━━ DATA LISTING ━━

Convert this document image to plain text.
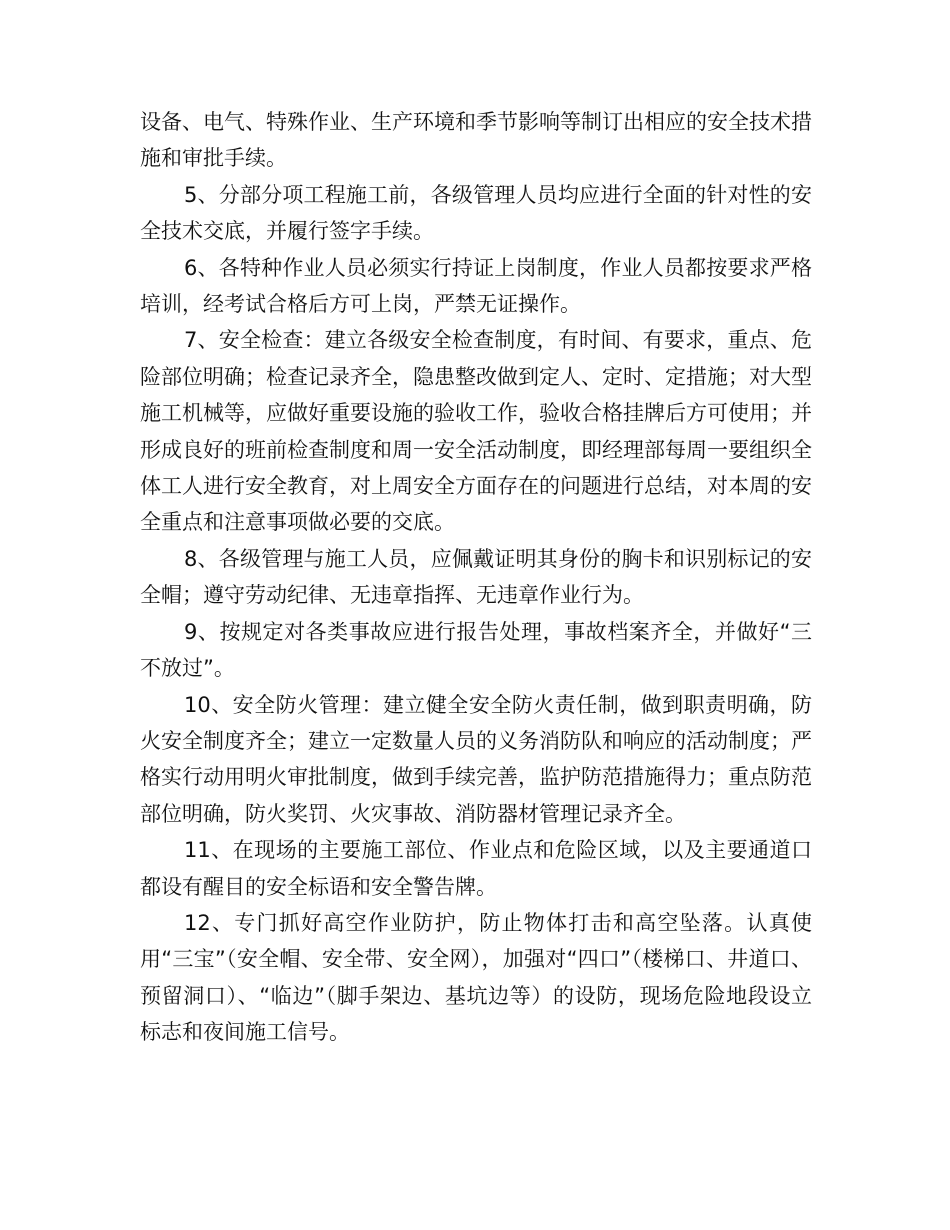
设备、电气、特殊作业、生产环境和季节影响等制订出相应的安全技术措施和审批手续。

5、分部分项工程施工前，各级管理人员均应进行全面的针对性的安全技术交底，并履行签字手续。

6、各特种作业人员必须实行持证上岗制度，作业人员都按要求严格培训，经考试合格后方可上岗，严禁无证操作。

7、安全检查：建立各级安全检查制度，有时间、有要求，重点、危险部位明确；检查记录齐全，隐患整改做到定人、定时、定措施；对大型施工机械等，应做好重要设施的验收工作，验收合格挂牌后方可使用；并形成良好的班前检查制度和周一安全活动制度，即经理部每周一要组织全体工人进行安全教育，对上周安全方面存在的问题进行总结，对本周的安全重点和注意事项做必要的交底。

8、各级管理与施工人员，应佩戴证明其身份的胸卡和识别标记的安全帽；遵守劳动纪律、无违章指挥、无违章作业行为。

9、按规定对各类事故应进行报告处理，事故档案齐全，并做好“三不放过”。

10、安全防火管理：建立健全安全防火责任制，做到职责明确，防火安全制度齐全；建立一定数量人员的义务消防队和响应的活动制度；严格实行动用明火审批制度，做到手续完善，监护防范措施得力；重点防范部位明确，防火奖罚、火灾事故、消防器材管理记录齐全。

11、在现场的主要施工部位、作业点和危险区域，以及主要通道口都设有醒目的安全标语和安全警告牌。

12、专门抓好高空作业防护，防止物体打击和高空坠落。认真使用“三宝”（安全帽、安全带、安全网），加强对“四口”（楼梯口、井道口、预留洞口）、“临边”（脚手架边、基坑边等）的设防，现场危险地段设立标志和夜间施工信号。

━━━
━━ DATA LISTING ━━

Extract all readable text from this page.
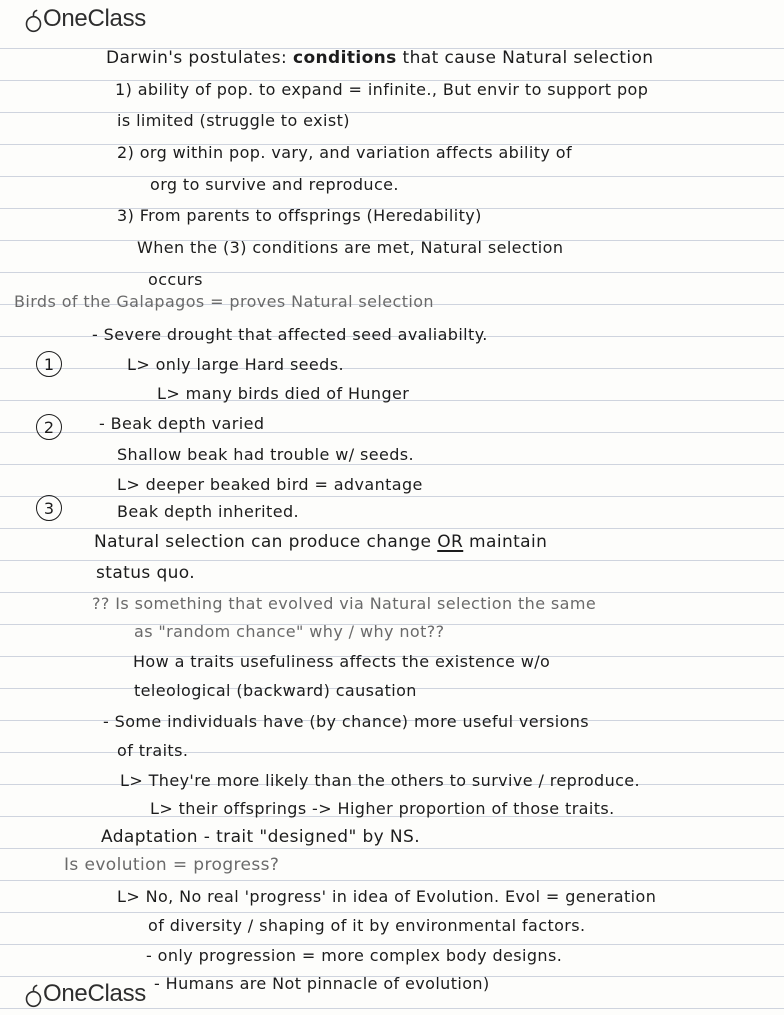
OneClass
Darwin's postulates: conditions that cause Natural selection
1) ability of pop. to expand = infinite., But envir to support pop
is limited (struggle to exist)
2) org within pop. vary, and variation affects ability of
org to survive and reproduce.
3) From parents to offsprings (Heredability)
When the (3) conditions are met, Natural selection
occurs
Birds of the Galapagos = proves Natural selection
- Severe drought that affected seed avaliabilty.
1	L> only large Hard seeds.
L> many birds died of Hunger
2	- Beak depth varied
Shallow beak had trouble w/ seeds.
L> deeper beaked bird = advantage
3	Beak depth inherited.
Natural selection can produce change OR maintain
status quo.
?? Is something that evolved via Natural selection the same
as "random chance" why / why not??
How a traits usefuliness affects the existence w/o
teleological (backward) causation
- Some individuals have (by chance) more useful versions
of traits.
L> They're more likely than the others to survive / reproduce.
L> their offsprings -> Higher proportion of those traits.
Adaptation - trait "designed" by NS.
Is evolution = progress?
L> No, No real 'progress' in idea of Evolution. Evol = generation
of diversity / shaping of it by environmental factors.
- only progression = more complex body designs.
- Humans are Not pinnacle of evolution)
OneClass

━━━

> **WRITTEN EXERCISE**
Check each line of the records for the word "depth", and show the lines that contain it.

> **EXERCISE ANSWER**
2	- Beak depth varied
3	Beak depth inherited.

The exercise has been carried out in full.